What is asked: Copy out word for word everything from the start of the records down to the line containing "reload-icon[interactable] bbox=[83, 42, 94, 54]", including that line.

Element and region data:
[Begin]

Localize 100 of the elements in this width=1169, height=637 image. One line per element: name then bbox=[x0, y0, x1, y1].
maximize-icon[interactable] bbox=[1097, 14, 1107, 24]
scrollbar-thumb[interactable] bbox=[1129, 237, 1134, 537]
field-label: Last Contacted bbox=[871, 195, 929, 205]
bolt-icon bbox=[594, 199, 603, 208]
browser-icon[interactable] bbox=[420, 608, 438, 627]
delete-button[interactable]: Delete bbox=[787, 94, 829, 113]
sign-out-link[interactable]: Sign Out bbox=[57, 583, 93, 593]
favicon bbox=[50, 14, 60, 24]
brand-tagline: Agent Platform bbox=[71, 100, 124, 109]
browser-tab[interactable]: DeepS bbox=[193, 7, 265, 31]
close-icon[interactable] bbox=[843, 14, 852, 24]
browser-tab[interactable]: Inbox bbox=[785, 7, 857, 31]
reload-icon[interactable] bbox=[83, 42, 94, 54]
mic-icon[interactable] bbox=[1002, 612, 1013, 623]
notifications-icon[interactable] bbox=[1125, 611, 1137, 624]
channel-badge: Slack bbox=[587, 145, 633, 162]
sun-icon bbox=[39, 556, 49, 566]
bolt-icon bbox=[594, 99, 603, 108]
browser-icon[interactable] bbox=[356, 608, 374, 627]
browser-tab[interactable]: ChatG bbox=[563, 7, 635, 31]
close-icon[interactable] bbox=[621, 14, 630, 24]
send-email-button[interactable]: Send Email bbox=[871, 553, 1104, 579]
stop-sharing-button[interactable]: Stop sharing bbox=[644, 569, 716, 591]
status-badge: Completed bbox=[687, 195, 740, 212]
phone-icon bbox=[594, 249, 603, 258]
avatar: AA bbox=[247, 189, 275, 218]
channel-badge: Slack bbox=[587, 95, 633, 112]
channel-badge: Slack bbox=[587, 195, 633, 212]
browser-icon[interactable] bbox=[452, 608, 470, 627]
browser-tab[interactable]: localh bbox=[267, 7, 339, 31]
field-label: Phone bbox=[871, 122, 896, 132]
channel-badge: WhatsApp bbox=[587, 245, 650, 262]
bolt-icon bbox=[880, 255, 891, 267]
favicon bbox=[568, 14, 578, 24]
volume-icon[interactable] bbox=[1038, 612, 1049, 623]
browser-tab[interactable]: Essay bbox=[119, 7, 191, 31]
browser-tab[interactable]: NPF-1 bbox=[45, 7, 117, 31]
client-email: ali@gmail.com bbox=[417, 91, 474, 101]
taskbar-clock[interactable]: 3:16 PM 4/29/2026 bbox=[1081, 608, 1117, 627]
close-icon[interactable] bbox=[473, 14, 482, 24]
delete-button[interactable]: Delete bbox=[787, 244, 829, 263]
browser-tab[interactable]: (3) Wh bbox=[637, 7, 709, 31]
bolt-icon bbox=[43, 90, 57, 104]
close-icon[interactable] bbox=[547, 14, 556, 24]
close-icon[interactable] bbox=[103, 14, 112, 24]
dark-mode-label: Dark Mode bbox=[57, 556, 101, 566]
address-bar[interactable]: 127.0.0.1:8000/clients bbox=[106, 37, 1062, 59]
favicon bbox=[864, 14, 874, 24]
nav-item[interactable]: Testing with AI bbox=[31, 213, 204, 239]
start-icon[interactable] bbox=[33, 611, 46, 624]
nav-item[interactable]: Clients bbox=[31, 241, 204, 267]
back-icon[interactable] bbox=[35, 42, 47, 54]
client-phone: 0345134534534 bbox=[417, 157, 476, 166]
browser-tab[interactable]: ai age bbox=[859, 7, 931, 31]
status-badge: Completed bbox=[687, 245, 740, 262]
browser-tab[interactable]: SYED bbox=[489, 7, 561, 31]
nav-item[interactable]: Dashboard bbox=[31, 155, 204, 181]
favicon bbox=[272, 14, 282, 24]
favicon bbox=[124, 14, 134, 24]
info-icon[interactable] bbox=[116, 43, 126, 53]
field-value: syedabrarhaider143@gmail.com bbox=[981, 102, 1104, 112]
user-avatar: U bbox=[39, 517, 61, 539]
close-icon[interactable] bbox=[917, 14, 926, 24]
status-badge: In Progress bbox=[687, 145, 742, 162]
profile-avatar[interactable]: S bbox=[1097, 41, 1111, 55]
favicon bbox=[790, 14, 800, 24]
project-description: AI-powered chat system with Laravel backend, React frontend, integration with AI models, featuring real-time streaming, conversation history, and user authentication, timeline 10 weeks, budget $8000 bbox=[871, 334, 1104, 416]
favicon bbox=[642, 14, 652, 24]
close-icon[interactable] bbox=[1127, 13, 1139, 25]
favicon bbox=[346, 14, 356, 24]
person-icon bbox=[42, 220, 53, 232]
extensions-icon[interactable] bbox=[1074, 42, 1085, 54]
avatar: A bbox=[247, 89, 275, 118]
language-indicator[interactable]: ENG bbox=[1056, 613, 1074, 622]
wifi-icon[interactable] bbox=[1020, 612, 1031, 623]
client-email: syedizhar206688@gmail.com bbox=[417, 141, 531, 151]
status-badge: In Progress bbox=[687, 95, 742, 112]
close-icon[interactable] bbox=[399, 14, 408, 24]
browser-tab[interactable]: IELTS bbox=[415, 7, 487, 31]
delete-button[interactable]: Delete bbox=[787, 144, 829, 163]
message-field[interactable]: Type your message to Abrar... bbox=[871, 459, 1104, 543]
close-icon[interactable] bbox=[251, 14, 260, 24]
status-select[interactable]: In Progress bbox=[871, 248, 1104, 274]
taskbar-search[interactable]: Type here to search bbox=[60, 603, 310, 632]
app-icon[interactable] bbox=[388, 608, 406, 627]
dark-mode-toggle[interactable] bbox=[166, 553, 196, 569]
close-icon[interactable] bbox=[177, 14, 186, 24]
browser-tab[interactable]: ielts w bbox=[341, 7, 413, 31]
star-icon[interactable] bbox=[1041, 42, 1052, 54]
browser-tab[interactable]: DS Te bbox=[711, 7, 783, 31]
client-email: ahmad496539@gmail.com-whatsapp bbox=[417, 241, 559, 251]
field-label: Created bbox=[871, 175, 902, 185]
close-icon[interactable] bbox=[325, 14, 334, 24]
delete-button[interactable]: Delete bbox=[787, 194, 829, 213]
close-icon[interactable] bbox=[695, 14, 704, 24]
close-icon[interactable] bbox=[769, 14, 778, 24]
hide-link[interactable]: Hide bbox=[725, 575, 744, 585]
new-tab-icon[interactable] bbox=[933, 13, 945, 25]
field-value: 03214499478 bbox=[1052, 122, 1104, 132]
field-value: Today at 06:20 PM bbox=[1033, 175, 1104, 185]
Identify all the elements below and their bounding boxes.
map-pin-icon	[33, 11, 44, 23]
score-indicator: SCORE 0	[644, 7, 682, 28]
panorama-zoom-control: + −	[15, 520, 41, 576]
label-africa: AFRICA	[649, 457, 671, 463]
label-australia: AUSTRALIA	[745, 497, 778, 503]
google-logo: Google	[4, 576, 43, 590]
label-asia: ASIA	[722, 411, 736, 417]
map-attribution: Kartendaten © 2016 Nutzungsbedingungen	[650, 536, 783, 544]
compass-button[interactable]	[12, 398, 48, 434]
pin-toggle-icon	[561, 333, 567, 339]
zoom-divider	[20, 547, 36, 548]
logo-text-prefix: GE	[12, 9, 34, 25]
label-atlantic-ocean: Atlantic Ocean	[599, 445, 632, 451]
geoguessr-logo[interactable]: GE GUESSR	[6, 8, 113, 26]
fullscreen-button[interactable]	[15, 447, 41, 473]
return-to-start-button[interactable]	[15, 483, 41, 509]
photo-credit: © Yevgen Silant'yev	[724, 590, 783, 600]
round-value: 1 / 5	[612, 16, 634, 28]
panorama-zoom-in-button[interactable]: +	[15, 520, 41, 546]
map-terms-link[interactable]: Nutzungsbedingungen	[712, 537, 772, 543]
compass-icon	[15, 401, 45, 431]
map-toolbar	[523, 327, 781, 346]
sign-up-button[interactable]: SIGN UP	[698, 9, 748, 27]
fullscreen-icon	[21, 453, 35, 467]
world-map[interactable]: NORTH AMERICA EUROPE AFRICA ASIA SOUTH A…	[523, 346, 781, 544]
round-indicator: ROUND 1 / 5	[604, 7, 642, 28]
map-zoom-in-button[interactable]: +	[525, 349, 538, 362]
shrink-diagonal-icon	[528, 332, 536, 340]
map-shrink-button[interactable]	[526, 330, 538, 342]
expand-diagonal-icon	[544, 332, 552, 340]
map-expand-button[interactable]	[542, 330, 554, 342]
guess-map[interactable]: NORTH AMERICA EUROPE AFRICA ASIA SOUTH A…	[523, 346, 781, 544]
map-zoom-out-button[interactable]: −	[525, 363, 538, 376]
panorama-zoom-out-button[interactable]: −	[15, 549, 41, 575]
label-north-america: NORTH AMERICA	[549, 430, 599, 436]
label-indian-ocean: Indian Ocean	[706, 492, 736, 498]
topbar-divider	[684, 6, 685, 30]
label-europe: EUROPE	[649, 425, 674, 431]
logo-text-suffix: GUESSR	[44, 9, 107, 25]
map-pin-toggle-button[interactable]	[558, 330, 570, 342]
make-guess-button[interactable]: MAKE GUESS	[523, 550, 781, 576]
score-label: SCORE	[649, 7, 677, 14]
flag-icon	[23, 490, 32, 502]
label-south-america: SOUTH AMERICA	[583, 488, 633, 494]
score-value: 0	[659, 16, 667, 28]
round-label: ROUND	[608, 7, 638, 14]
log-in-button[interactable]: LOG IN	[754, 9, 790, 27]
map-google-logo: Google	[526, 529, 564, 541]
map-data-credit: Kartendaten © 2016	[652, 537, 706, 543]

[End]

Final answer:
Localize 100 of the elements in this width=1169, height=637 image. One line per element: name then bbox=[x0, y0, x1, y1].
maximize-icon[interactable] bbox=[1097, 14, 1107, 24]
scrollbar-thumb[interactable] bbox=[1129, 237, 1134, 537]
field-label: Last Contacted bbox=[871, 195, 929, 205]
bolt-icon bbox=[594, 199, 603, 208]
browser-icon[interactable] bbox=[420, 608, 438, 627]
delete-button[interactable]: Delete bbox=[787, 94, 829, 113]
sign-out-link[interactable]: Sign Out bbox=[57, 583, 93, 593]
favicon bbox=[50, 14, 60, 24]
brand-tagline: Agent Platform bbox=[71, 100, 124, 109]
browser-tab[interactable]: DeepS bbox=[193, 7, 265, 31]
close-icon[interactable] bbox=[843, 14, 852, 24]
browser-tab[interactable]: Inbox bbox=[785, 7, 857, 31]
reload-icon[interactable] bbox=[83, 42, 94, 54]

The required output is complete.